**RECORDS TO USE:**
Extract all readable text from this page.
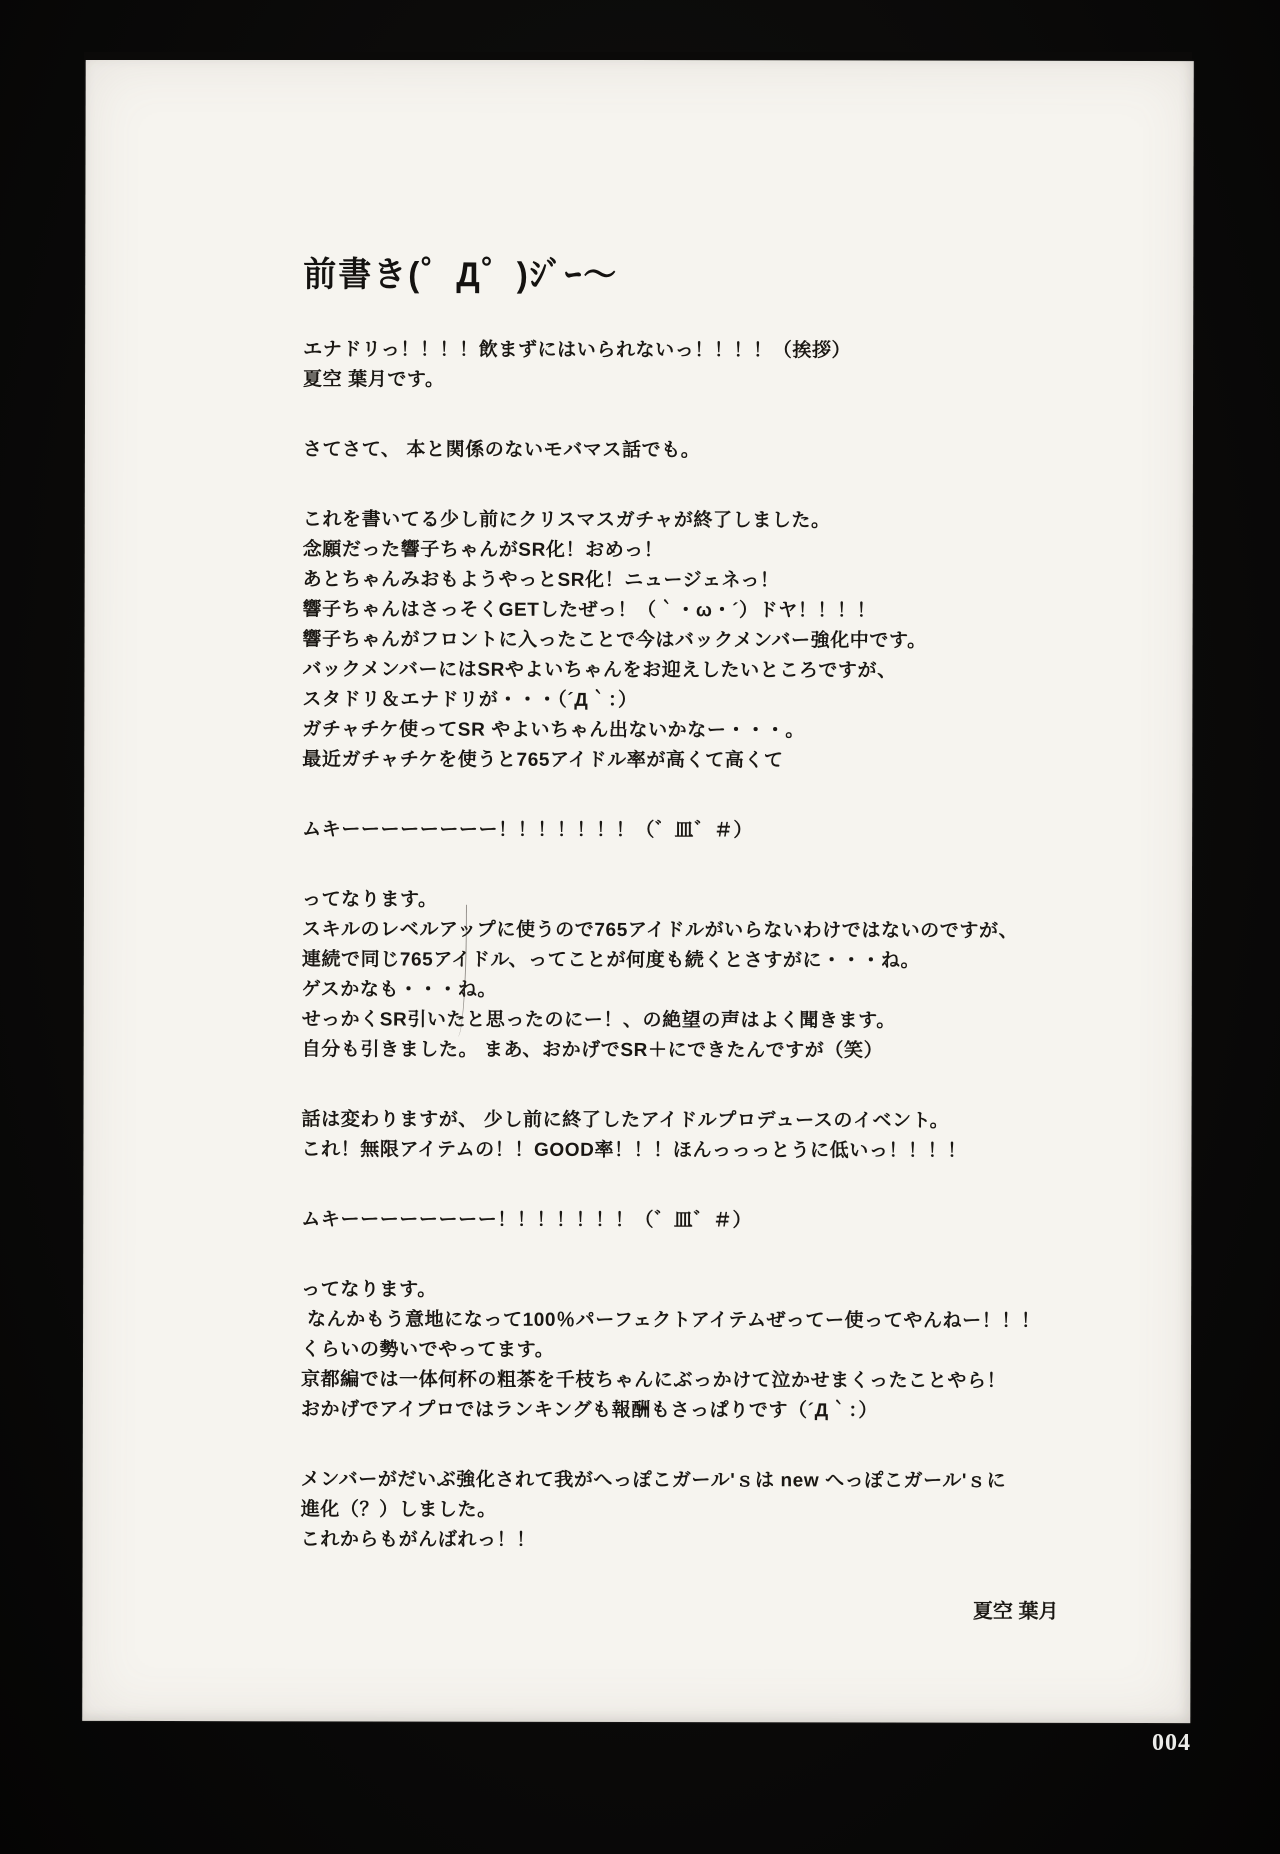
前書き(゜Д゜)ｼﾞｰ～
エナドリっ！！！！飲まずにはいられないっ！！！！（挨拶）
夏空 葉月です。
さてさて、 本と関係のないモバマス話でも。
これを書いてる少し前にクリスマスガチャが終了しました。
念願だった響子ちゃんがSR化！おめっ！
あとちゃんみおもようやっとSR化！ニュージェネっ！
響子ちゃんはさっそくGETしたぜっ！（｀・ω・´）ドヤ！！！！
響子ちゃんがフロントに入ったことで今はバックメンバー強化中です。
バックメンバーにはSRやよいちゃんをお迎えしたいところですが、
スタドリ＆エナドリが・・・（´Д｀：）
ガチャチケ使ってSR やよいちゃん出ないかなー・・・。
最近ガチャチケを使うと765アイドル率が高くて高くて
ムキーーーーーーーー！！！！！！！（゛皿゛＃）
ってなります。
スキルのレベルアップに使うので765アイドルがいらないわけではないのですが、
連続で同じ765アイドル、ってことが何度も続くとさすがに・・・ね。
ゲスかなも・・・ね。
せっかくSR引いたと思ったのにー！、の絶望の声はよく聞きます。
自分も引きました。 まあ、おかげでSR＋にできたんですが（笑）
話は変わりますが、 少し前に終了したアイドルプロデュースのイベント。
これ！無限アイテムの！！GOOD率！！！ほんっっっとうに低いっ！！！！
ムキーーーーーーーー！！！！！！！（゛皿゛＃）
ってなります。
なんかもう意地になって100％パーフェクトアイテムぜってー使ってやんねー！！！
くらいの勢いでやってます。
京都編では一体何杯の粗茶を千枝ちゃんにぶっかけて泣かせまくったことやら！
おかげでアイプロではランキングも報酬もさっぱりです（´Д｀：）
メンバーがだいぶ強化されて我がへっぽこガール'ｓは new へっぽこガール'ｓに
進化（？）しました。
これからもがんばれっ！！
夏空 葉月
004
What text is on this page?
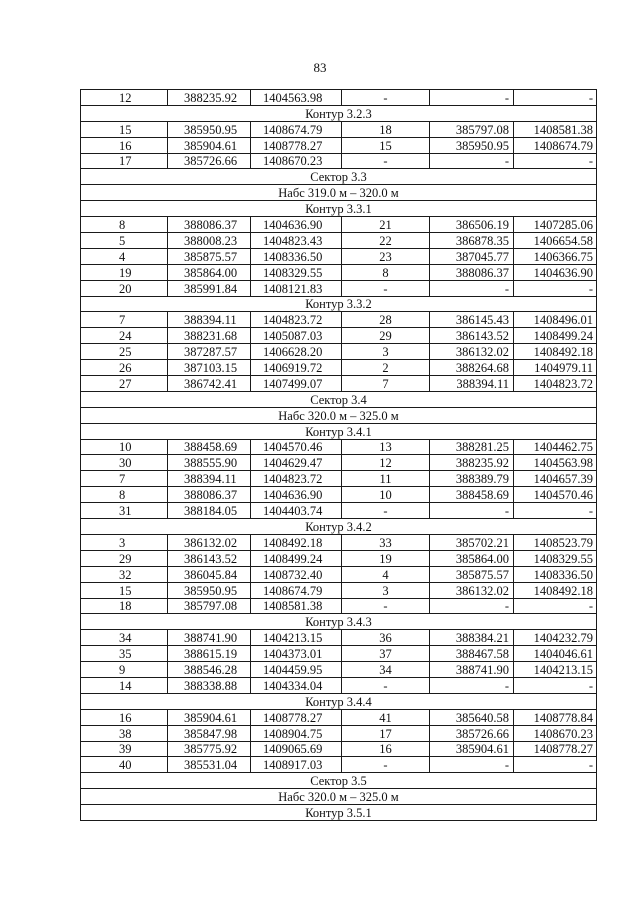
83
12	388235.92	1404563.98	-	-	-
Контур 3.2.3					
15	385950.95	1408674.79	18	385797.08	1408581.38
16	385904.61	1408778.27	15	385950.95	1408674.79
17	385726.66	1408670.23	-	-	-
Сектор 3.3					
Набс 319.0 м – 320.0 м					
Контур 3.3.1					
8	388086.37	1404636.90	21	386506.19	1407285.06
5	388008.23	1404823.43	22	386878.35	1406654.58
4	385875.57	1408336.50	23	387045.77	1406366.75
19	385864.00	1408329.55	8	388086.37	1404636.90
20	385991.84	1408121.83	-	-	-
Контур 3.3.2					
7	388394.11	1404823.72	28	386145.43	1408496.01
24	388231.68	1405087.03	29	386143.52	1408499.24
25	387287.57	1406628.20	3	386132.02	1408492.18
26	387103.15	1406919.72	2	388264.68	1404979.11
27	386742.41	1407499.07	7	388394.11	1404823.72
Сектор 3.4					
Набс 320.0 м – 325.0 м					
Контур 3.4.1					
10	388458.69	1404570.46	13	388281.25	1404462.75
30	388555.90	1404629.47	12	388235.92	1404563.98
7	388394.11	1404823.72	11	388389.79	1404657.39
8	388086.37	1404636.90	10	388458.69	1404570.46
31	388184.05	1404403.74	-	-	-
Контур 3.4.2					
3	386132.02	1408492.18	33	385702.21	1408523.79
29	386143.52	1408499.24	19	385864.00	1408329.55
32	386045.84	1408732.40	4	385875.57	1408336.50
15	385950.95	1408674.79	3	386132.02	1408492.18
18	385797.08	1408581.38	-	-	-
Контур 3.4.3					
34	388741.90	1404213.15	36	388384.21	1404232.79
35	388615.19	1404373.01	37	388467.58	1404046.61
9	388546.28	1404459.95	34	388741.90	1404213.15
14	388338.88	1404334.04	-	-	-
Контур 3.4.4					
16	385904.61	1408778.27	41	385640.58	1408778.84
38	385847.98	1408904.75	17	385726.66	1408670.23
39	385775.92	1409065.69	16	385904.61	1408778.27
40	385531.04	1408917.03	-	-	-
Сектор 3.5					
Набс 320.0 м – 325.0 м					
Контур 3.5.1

**AIM:**
Reproduce each line exactly as it appears, omitting the pictures.

**FINISHED TASK:**
Extract all readable text from this page.
前書き(゜Д゜)ｼﾞｰ～
エナドリっ！！！！飲まずにはいられないっ！！！！（挨拶）
夏空 葉月です。
さてさて、 本と関係のないモバマス話でも。
これを書いてる少し前にクリスマスガチャが終了しました。
念願だった響子ちゃんがSR化！おめっ！
あとちゃんみおもようやっとSR化！ニュージェネっ！
響子ちゃんはさっそくGETしたぜっ！（｀・ω・´）ドヤ！！！！
響子ちゃんがフロントに入ったことで今はバックメンバー強化中です。
バックメンバーにはSRやよいちゃんをお迎えしたいところですが、
スタドリ＆エナドリが・・・（´Д｀：）
ガチャチケ使ってSR やよいちゃん出ないかなー・・・。
最近ガチャチケを使うと765アイドル率が高くて高くて
ムキーーーーーーーー！！！！！！！（゛皿゛＃）
ってなります。
スキルのレベルアップに使うので765アイドルがいらないわけではないのですが、
連続で同じ765アイドル、ってことが何度も続くとさすがに・・・ね。
ゲスかなも・・・ね。
せっかくSR引いたと思ったのにー！、の絶望の声はよく聞きます。
自分も引きました。 まあ、おかげでSR＋にできたんですが（笑）
話は変わりますが、 少し前に終了したアイドルプロデュースのイベント。
これ！無限アイテムの！！GOOD率！！！ほんっっっとうに低いっ！！！！
ムキーーーーーーーー！！！！！！！（゛皿゛＃）
ってなります。
なんかもう意地になって100％パーフェクトアイテムぜってー使ってやんねー！！！
くらいの勢いでやってます。
京都編では一体何杯の粗茶を千枝ちゃんにぶっかけて泣かせまくったことやら！
おかげでアイプロではランキングも報酬もさっぱりです（´Д｀：）
メンバーがだいぶ強化されて我がへっぽこガール'ｓは new へっぽこガール'ｓに
進化（？）しました。
これからもがんばれっ！！
夏空 葉月
004
What text is on this page?
83
12	388235.92	1404563.98	-	-	-
Контур 3.2.3					
15	385950.95	1408674.79	18	385797.08	1408581.38
16	385904.61	1408778.27	15	385950.95	1408674.79
17	385726.66	1408670.23	-	-	-
Сектор 3.3					
Набс 319.0 м – 320.0 м					
Контур 3.3.1					
8	388086.37	1404636.90	21	386506.19	1407285.06
5	388008.23	1404823.43	22	386878.35	1406654.58
4	385875.57	1408336.50	23	387045.77	1406366.75
19	385864.00	1408329.55	8	388086.37	1404636.90
20	385991.84	1408121.83	-	-	-
Контур 3.3.2					
7	388394.11	1404823.72	28	386145.43	1408496.01
24	388231.68	1405087.03	29	386143.52	1408499.24
25	387287.57	1406628.20	3	386132.02	1408492.18
26	387103.15	1406919.72	2	388264.68	1404979.11
27	386742.41	1407499.07	7	388394.11	1404823.72
Сектор 3.4					
Набс 320.0 м – 325.0 м					
Контур 3.4.1					
10	388458.69	1404570.46	13	388281.25	1404462.75
30	388555.90	1404629.47	12	388235.92	1404563.98
7	388394.11	1404823.72	11	388389.79	1404657.39
8	388086.37	1404636.90	10	388458.69	1404570.46
31	388184.05	1404403.74	-	-	-
Контур 3.4.2					
3	386132.02	1408492.18	33	385702.21	1408523.79
29	386143.52	1408499.24	19	385864.00	1408329.55
32	386045.84	1408732.40	4	385875.57	1408336.50
15	385950.95	1408674.79	3	386132.02	1408492.18
18	385797.08	1408581.38	-	-	-
Контур 3.4.3					
34	388741.90	1404213.15	36	388384.21	1404232.79
35	388615.19	1404373.01	37	388467.58	1404046.61
9	388546.28	1404459.95	34	388741.90	1404213.15
14	388338.88	1404334.04	-	-	-
Контур 3.4.4					
16	385904.61	1408778.27	41	385640.58	1408778.84
38	385847.98	1408904.75	17	385726.66	1408670.23
39	385775.92	1409065.69	16	385904.61	1408778.27
40	385531.04	1408917.03	-	-	-
Сектор 3.5					
Набс 320.0 м – 325.0 м					
Контур 3.5.1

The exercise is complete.